* Problem to solve
Can you rewrite the records starting with the line with "data-point (874, 402, 884, 412)" and going on through the line with "data-point (349, 620, 359, 630)", replacing "x-tick-label" with "x-axis-tick" and leaving everything else unchanged?

## begin Data for this exercise

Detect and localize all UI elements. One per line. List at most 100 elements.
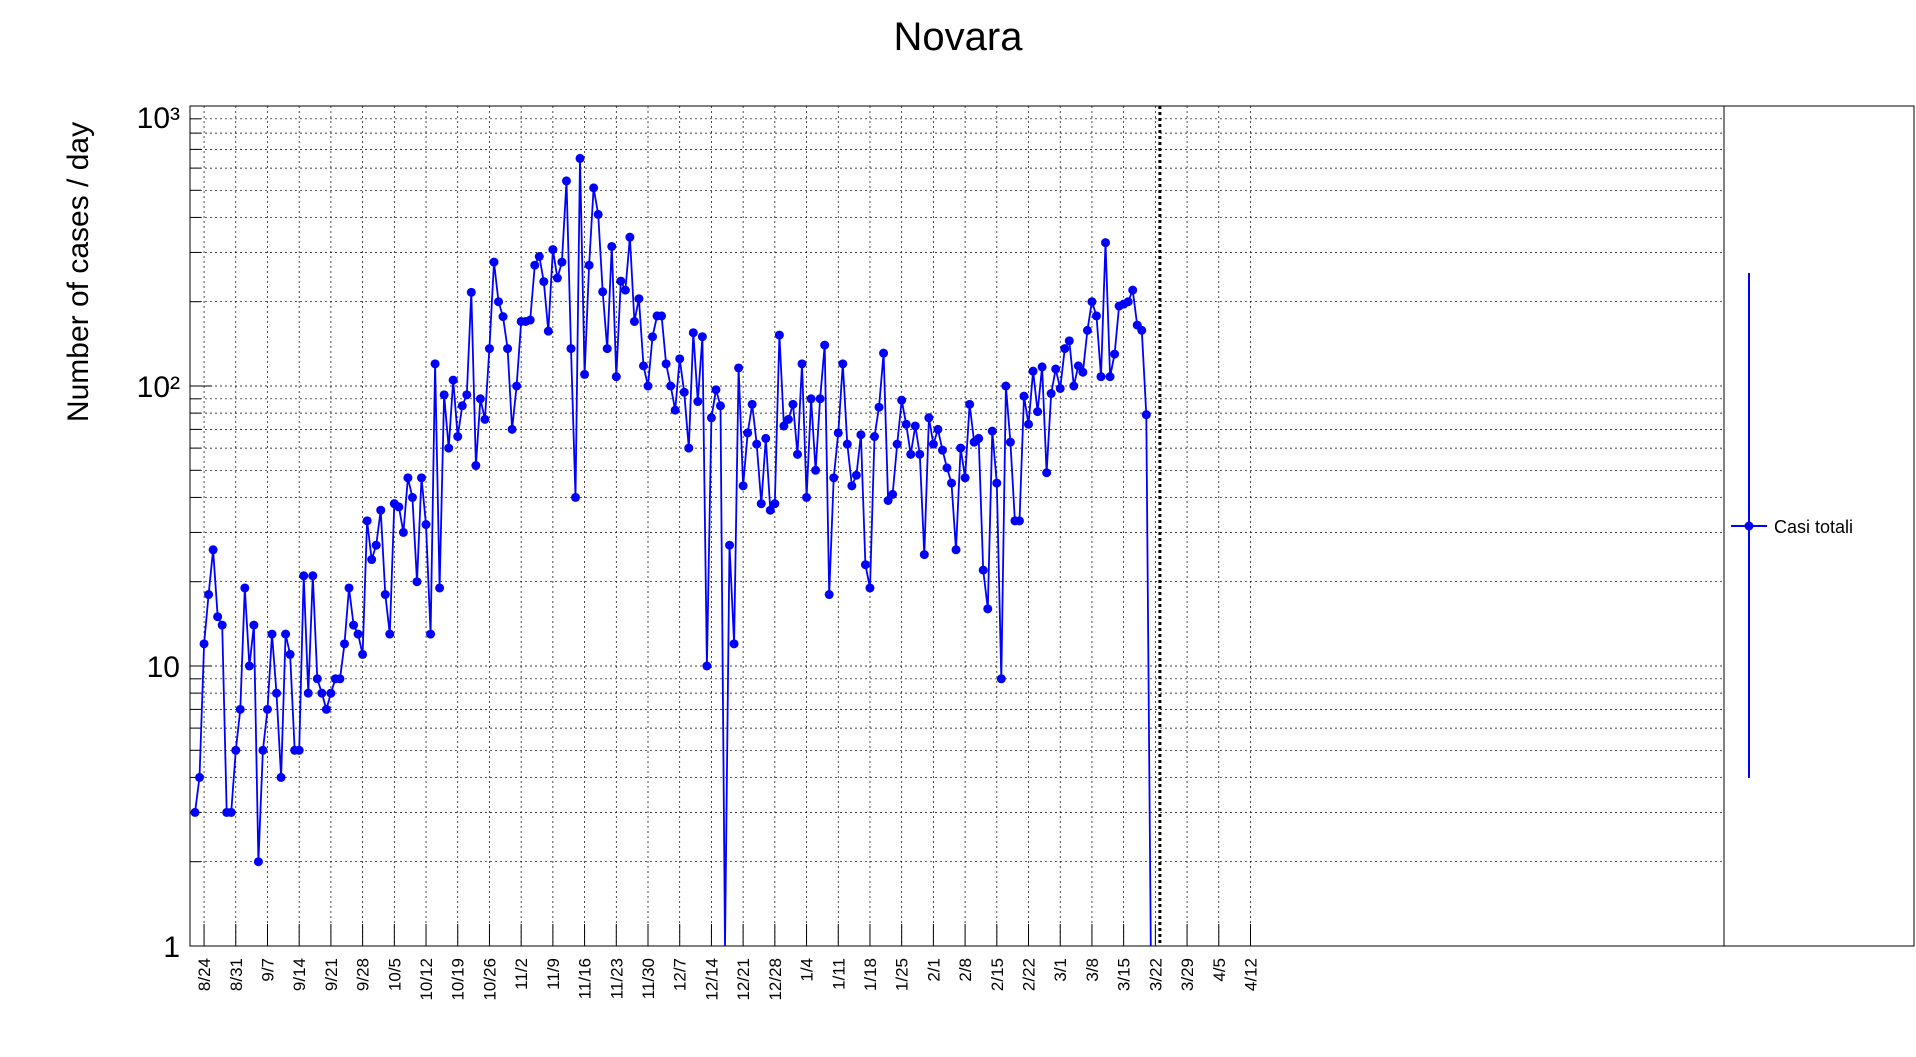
data-point (874, 402, 884, 412)
data-point (625, 232, 635, 242)
data-point (879, 348, 889, 358)
data-point (1101, 238, 1111, 248)
data-point (924, 413, 934, 423)
data-point (208, 545, 218, 555)
data-point (824, 590, 834, 600)
data-point (489, 257, 499, 267)
data-point (693, 397, 703, 407)
data-point (974, 433, 984, 443)
data-point (960, 473, 970, 483)
data-point (1137, 325, 1147, 335)
data-point (1055, 383, 1065, 393)
data-point (398, 527, 408, 537)
data-point (684, 443, 694, 453)
data-point (453, 432, 463, 442)
data-point (629, 316, 639, 326)
data-point (897, 395, 907, 405)
data-point (933, 424, 943, 434)
data-point (367, 555, 377, 565)
data-point (376, 505, 386, 515)
x-tick-label: 3/29 (1178, 958, 1197, 991)
data-point (648, 332, 658, 342)
y-tick-label: 1 (163, 931, 180, 964)
data-point (589, 183, 599, 193)
data-point (910, 421, 920, 431)
data-point (303, 688, 313, 698)
data-point (339, 639, 349, 649)
data-point (466, 287, 476, 297)
data-point (1082, 325, 1092, 335)
data-point (235, 704, 245, 714)
data-point (919, 550, 929, 560)
data-point (244, 661, 254, 671)
data-point (407, 492, 417, 502)
data-point (249, 620, 259, 630)
data-point (240, 583, 250, 593)
x-tick-label: 12/14 (702, 958, 721, 1001)
data-point (666, 381, 676, 391)
x-tick-label: 11/23 (607, 958, 626, 999)
data-point (349, 620, 359, 630)
data-point (1051, 364, 1061, 374)
data-point (956, 443, 966, 453)
data-point (326, 688, 336, 698)
x-tick-label: 1/4 (798, 958, 817, 982)
data-point (942, 463, 952, 473)
data-point (752, 439, 762, 449)
data-point (371, 540, 381, 550)
data-point (602, 344, 612, 354)
data-point (317, 688, 327, 698)
data-point (806, 394, 816, 404)
data-point (598, 287, 608, 297)
data-point (770, 499, 780, 509)
data-point (811, 465, 821, 475)
data-point (267, 629, 277, 639)
data-point (426, 629, 436, 639)
data-point (774, 330, 784, 340)
data-point (217, 620, 227, 630)
data-point (258, 745, 268, 755)
data-point (312, 674, 322, 684)
data-point (729, 639, 739, 649)
data-point (231, 745, 241, 755)
data-point (543, 326, 553, 336)
data-point (1042, 468, 1052, 478)
data-point (761, 433, 771, 443)
data-point (308, 571, 318, 581)
data-point (992, 478, 1002, 488)
x-tick-label: 3/1 (1051, 958, 1070, 982)
data-point (362, 516, 372, 526)
data-point (792, 449, 802, 459)
data-point (525, 315, 535, 325)
data-point (638, 361, 648, 371)
data-point (833, 428, 843, 438)
data-point (430, 359, 440, 369)
data-point (262, 704, 272, 714)
data-point (457, 401, 467, 411)
data-point (358, 649, 368, 659)
data-point (670, 405, 680, 415)
data-point (575, 153, 585, 163)
x-tick-label: 1/18 (861, 958, 880, 991)
data-point (657, 311, 667, 321)
x-tick-label: 3/15 (1115, 958, 1134, 991)
data-point (281, 629, 291, 639)
x-tick-label: 3/22 (1146, 958, 1165, 991)
data-point (584, 260, 594, 270)
data-point (779, 421, 789, 431)
data-point (1073, 361, 1083, 371)
x-tick-label: 10/19 (449, 958, 468, 1001)
data-point (1014, 516, 1024, 526)
y-tick-label: 10³ (137, 102, 180, 135)
x-tick-label: 2/8 (956, 958, 975, 982)
data-point (421, 520, 431, 530)
legend-marker (1744, 521, 1754, 531)
data-point (747, 399, 757, 409)
data-point (616, 276, 626, 286)
data-point (634, 294, 644, 304)
data-point (734, 363, 744, 373)
data-point (1019, 391, 1029, 401)
data-point (611, 372, 621, 382)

## end Data for this exercise

* Reply to the exercise
data-point (874, 402, 884, 412)
data-point (625, 232, 635, 242)
data-point (879, 348, 889, 358)
data-point (1101, 238, 1111, 248)
data-point (924, 413, 934, 423)
data-point (208, 545, 218, 555)
data-point (824, 590, 834, 600)
data-point (489, 257, 499, 267)
data-point (693, 397, 703, 407)
data-point (974, 433, 984, 443)
data-point (960, 473, 970, 483)
data-point (1137, 325, 1147, 335)
data-point (1055, 383, 1065, 393)
data-point (398, 527, 408, 537)
data-point (684, 443, 694, 453)
data-point (453, 432, 463, 442)
data-point (629, 316, 639, 326)
data-point (897, 395, 907, 405)
data-point (933, 424, 943, 434)
data-point (367, 555, 377, 565)
data-point (376, 505, 386, 515)
x-axis-tick: 3/29 (1178, 958, 1197, 991)
data-point (648, 332, 658, 342)
y-tick-label: 1 (163, 931, 180, 964)
data-point (589, 183, 599, 193)
data-point (910, 421, 920, 431)
data-point (303, 688, 313, 698)
data-point (339, 639, 349, 649)
data-point (466, 287, 476, 297)
data-point (1082, 325, 1092, 335)
data-point (235, 704, 245, 714)
data-point (919, 550, 929, 560)
data-point (244, 661, 254, 671)
data-point (407, 492, 417, 502)
data-point (249, 620, 259, 630)
data-point (240, 583, 250, 593)
x-axis-tick: 12/14 (702, 958, 721, 1001)
data-point (666, 381, 676, 391)
x-axis-tick: 11/23 (607, 958, 626, 999)
data-point (349, 620, 359, 630)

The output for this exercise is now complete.